___ DATA TO USE ___
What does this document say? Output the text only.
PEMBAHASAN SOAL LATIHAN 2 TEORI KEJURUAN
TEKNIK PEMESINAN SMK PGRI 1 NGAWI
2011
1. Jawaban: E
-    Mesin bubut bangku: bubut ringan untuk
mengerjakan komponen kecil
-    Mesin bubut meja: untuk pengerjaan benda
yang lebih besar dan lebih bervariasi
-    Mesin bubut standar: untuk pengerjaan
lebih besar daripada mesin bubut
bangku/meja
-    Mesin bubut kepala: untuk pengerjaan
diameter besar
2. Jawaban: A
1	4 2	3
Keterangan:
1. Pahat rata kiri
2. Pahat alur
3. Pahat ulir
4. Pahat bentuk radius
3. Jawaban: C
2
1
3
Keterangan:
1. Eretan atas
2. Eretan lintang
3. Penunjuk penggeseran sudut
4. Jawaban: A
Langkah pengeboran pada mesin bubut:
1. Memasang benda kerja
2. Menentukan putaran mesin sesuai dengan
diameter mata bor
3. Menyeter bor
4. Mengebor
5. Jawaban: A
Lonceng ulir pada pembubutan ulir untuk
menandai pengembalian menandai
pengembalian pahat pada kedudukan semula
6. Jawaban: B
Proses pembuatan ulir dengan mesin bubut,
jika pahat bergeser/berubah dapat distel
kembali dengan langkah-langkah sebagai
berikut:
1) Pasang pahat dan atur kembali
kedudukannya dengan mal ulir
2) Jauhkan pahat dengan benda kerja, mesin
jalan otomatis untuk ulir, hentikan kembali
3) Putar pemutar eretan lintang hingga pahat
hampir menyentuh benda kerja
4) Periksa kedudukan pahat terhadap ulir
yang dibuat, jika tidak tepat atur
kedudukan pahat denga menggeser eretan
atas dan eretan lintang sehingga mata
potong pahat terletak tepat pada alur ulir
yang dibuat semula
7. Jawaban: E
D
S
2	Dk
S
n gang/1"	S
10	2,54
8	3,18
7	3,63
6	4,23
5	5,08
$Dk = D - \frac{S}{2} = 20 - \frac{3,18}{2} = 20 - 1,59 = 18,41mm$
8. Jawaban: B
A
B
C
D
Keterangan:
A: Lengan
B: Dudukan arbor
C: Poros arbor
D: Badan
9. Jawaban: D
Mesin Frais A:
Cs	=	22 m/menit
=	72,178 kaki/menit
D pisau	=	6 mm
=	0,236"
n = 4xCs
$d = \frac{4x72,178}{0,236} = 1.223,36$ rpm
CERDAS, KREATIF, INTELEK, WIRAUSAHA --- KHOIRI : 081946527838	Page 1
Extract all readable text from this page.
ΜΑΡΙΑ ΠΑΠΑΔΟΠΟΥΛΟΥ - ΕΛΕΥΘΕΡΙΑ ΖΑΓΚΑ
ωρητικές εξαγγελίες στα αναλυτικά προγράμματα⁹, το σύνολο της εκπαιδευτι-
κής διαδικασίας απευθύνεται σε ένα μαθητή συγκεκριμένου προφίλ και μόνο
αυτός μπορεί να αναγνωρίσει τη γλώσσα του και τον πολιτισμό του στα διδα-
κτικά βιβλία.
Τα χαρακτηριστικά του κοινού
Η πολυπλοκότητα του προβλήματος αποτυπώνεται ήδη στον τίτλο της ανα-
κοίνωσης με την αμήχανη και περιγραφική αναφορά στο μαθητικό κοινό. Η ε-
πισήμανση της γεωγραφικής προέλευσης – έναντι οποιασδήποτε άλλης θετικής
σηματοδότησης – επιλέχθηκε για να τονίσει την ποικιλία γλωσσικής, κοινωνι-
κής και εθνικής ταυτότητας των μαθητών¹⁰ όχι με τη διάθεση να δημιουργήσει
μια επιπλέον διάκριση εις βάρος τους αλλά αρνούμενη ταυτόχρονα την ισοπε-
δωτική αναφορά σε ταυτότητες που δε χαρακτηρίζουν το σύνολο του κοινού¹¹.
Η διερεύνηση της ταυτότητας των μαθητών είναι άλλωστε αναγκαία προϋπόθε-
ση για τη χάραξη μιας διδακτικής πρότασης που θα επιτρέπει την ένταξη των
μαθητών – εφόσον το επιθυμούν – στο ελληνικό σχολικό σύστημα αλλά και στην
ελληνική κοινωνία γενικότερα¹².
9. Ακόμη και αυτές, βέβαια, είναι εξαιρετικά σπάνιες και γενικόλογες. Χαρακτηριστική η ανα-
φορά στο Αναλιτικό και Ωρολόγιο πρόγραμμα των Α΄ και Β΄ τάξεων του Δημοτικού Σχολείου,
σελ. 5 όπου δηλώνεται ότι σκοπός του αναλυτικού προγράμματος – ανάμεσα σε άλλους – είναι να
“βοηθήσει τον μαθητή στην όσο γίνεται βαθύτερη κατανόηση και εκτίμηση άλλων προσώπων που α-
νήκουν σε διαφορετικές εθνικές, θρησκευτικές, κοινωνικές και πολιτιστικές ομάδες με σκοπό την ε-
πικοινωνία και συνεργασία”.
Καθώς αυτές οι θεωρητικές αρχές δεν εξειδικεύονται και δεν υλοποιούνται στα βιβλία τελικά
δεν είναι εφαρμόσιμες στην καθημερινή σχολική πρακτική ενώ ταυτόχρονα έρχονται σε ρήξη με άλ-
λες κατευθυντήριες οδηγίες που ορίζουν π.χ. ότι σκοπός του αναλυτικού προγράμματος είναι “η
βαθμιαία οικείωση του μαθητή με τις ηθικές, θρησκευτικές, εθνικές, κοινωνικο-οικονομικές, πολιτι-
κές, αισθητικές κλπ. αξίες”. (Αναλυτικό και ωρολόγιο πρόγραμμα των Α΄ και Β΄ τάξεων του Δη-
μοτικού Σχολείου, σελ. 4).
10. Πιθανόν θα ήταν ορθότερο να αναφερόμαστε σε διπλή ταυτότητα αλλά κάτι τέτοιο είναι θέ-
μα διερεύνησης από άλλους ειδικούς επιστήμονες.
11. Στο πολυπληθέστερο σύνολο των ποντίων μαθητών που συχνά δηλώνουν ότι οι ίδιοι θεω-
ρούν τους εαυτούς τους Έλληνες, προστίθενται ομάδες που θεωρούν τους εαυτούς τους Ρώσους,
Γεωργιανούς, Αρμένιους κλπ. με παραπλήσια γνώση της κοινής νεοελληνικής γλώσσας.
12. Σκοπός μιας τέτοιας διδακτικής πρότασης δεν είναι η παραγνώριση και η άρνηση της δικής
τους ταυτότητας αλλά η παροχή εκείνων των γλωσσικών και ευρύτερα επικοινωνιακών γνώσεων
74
___
WORK REQUIRED:
Write down the full listing again, exactly.

OUTPUT OF THE TASK:
What does this document say? Output the text only.
PEMBAHASAN SOAL LATIHAN 2 TEORI KEJURUAN
TEKNIK PEMESINAN SMK PGRI 1 NGAWI
2011
1. Jawaban: E
-    Mesin bubut bangku: bubut ringan untuk
mengerjakan komponen kecil
-    Mesin bubut meja: untuk pengerjaan benda
yang lebih besar dan lebih bervariasi
-    Mesin bubut standar: untuk pengerjaan
lebih besar daripada mesin bubut
bangku/meja
-    Mesin bubut kepala: untuk pengerjaan
diameter besar
2. Jawaban: A
1	4 2	3
Keterangan:
1. Pahat rata kiri
2. Pahat alur
3. Pahat ulir
4. Pahat bentuk radius
3. Jawaban: C
2
1
3
Keterangan:
1. Eretan atas
2. Eretan lintang
3. Penunjuk penggeseran sudut
4. Jawaban: A
Langkah pengeboran pada mesin bubut:
1. Memasang benda kerja
2. Menentukan putaran mesin sesuai dengan
diameter mata bor
3. Menyeter bor
4. Mengebor
5. Jawaban: A
Lonceng ulir pada pembubutan ulir untuk
menandai pengembalian menandai
pengembalian pahat pada kedudukan semula
6. Jawaban: B
Proses pembuatan ulir dengan mesin bubut,
jika pahat bergeser/berubah dapat distel
kembali dengan langkah-langkah sebagai
berikut:
1) Pasang pahat dan atur kembali
kedudukannya dengan mal ulir
2) Jauhkan pahat dengan benda kerja, mesin
jalan otomatis untuk ulir, hentikan kembali
3) Putar pemutar eretan lintang hingga pahat
hampir menyentuh benda kerja
4) Periksa kedudukan pahat terhadap ulir
yang dibuat, jika tidak tepat atur
kedudukan pahat denga menggeser eretan
atas dan eretan lintang sehingga mata
potong pahat terletak tepat pada alur ulir
yang dibuat semula
7. Jawaban: E
D
S
2	Dk
S
n gang/1"	S
10	2,54
8	3,18
7	3,63
6	4,23
5	5,08
$Dk = D - \frac{S}{2} = 20 - \frac{3,18}{2} = 20 - 1,59 = 18,41mm$
8. Jawaban: B
A
B
C
D
Keterangan:
A: Lengan
B: Dudukan arbor
C: Poros arbor
D: Badan
9. Jawaban: D
Mesin Frais A:
Cs	=	22 m/menit
=	72,178 kaki/menit
D pisau	=	6 mm
=	0,236"
n = 4xCs
$d = \frac{4x72,178}{0,236} = 1.223,36$ rpm
CERDAS, KREATIF, INTELEK, WIRAUSAHA --- KHOIRI : 081946527838	Page 1
Extract all readable text from this page.
ΜΑΡΙΑ ΠΑΠΑΔΟΠΟΥΛΟΥ - ΕΛΕΥΘΕΡΙΑ ΖΑΓΚΑ
ωρητικές εξαγγελίες στα αναλυτικά προγράμματα⁹, το σύνολο της εκπαιδευτι-
κής διαδικασίας απευθύνεται σε ένα μαθητή συγκεκριμένου προφίλ και μόνο
αυτός μπορεί να αναγνωρίσει τη γλώσσα του και τον πολιτισμό του στα διδα-
κτικά βιβλία.
Τα χαρακτηριστικά του κοινού
Η πολυπλοκότητα του προβλήματος αποτυπώνεται ήδη στον τίτλο της ανα-
κοίνωσης με την αμήχανη και περιγραφική αναφορά στο μαθητικό κοινό. Η ε-
πισήμανση της γεωγραφικής προέλευσης – έναντι οποιασδήποτε άλλης θετικής
σηματοδότησης – επιλέχθηκε για να τονίσει την ποικιλία γλωσσικής, κοινωνι-
κής και εθνικής ταυτότητας των μαθητών¹⁰ όχι με τη διάθεση να δημιουργήσει
μια επιπλέον διάκριση εις βάρος τους αλλά αρνούμενη ταυτόχρονα την ισοπε-
δωτική αναφορά σε ταυτότητες που δε χαρακτηρίζουν το σύνολο του κοινού¹¹.
Η διερεύνηση της ταυτότητας των μαθητών είναι άλλωστε αναγκαία προϋπόθε-
ση για τη χάραξη μιας διδακτικής πρότασης που θα επιτρέπει την ένταξη των
μαθητών – εφόσον το επιθυμούν – στο ελληνικό σχολικό σύστημα αλλά και στην
ελληνική κοινωνία γενικότερα¹².
9. Ακόμη και αυτές, βέβαια, είναι εξαιρετικά σπάνιες και γενικόλογες. Χαρακτηριστική η ανα-
φορά στο Αναλιτικό και Ωρολόγιο πρόγραμμα των Α΄ και Β΄ τάξεων του Δημοτικού Σχολείου,
σελ. 5 όπου δηλώνεται ότι σκοπός του αναλυτικού προγράμματος – ανάμεσα σε άλλους – είναι να
“βοηθήσει τον μαθητή στην όσο γίνεται βαθύτερη κατανόηση και εκτίμηση άλλων προσώπων που α-
νήκουν σε διαφορετικές εθνικές, θρησκευτικές, κοινωνικές και πολιτιστικές ομάδες με σκοπό την ε-
πικοινωνία και συνεργασία”.
Καθώς αυτές οι θεωρητικές αρχές δεν εξειδικεύονται και δεν υλοποιούνται στα βιβλία τελικά
δεν είναι εφαρμόσιμες στην καθημερινή σχολική πρακτική ενώ ταυτόχρονα έρχονται σε ρήξη με άλ-
λες κατευθυντήριες οδηγίες που ορίζουν π.χ. ότι σκοπός του αναλυτικού προγράμματος είναι “η
βαθμιαία οικείωση του μαθητή με τις ηθικές, θρησκευτικές, εθνικές, κοινωνικο-οικονομικές, πολιτι-
κές, αισθητικές κλπ. αξίες”. (Αναλυτικό και ωρολόγιο πρόγραμμα των Α΄ και Β΄ τάξεων του Δη-
μοτικού Σχολείου, σελ. 4).
10. Πιθανόν θα ήταν ορθότερο να αναφερόμαστε σε διπλή ταυτότητα αλλά κάτι τέτοιο είναι θέ-
μα διερεύνησης από άλλους ειδικούς επιστήμονες.
11. Στο πολυπληθέστερο σύνολο των ποντίων μαθητών που συχνά δηλώνουν ότι οι ίδιοι θεω-
ρούν τους εαυτούς τους Έλληνες, προστίθενται ομάδες που θεωρούν τους εαυτούς τους Ρώσους,
Γεωργιανούς, Αρμένιους κλπ. με παραπλήσια γνώση της κοινής νεοελληνικής γλώσσας.
12. Σκοπός μιας τέτοιας διδακτικής πρότασης δεν είναι η παραγνώριση και η άρνηση της δικής
τους ταυτότητας αλλά η παροχή εκείνων των γλωσσικών και ευρύτερα επικοινωνιακών γνώσεων
74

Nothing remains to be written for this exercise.